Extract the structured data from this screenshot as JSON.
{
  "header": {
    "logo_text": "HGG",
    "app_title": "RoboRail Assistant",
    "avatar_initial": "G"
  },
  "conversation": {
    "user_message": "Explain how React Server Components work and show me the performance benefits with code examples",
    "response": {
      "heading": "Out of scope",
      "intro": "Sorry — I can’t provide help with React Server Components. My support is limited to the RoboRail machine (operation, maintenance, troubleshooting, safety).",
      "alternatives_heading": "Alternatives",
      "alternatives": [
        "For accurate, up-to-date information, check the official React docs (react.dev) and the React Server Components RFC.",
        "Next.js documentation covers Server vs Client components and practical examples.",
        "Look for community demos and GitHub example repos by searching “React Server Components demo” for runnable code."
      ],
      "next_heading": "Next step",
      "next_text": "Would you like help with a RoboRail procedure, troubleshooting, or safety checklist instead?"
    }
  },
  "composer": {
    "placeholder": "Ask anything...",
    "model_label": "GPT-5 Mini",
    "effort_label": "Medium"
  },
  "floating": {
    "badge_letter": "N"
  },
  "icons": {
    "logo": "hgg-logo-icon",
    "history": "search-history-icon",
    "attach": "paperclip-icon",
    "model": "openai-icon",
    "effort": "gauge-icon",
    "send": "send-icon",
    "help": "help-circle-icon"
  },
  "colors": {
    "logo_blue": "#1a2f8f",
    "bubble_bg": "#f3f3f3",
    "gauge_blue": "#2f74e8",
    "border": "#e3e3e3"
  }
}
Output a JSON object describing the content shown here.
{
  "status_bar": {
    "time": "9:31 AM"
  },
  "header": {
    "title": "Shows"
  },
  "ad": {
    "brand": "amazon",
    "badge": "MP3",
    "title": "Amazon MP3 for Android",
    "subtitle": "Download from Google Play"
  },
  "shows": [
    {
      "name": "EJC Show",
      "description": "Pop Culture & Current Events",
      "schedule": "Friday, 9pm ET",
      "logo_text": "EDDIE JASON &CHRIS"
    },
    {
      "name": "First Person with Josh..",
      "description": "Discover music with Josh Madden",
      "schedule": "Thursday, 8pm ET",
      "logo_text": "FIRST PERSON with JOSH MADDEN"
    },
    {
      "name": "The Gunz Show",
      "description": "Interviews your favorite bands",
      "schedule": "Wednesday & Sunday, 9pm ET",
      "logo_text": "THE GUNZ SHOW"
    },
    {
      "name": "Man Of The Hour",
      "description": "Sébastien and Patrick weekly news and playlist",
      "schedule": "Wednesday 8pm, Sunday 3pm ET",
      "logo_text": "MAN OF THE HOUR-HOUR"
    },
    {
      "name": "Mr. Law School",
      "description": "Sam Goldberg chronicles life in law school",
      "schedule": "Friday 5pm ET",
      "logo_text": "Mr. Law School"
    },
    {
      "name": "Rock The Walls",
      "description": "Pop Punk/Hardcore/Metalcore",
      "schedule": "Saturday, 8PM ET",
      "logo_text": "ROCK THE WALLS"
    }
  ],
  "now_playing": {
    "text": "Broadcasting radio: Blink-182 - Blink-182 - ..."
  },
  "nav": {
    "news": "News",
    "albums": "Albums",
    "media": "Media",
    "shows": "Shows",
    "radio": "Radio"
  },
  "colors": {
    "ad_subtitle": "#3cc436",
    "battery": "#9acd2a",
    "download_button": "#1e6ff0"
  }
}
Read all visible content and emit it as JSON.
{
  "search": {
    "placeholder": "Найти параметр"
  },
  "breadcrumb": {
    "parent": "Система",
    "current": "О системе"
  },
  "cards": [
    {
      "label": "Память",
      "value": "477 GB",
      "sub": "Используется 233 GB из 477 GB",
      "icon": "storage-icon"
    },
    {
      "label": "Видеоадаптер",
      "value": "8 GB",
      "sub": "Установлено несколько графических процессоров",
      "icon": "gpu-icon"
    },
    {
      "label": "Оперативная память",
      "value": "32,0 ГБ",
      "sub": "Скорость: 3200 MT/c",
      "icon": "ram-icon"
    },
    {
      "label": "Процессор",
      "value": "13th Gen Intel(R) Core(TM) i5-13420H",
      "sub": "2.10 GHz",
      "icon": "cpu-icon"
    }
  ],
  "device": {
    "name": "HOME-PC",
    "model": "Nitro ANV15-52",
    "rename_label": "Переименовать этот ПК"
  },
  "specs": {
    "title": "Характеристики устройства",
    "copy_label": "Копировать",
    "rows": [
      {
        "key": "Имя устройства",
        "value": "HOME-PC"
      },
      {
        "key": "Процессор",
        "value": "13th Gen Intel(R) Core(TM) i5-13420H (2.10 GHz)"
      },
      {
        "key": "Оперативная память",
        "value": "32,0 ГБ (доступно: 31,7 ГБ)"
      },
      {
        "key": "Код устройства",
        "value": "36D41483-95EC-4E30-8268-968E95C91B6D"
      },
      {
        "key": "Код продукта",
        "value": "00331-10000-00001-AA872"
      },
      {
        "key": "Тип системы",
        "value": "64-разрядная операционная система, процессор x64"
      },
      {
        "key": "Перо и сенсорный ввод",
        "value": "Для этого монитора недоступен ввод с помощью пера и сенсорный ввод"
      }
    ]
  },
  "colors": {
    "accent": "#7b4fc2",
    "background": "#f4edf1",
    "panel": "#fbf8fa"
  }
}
———
WORK TO BE COMPLETED >> Select the lines in this material that hold the word "устройства", leaving none out.

ANSWER FOR THIS EXERCISE >>
    "title": "Характеристики устройства",
        "key": "Имя устройства",
        "key": "Код устройства",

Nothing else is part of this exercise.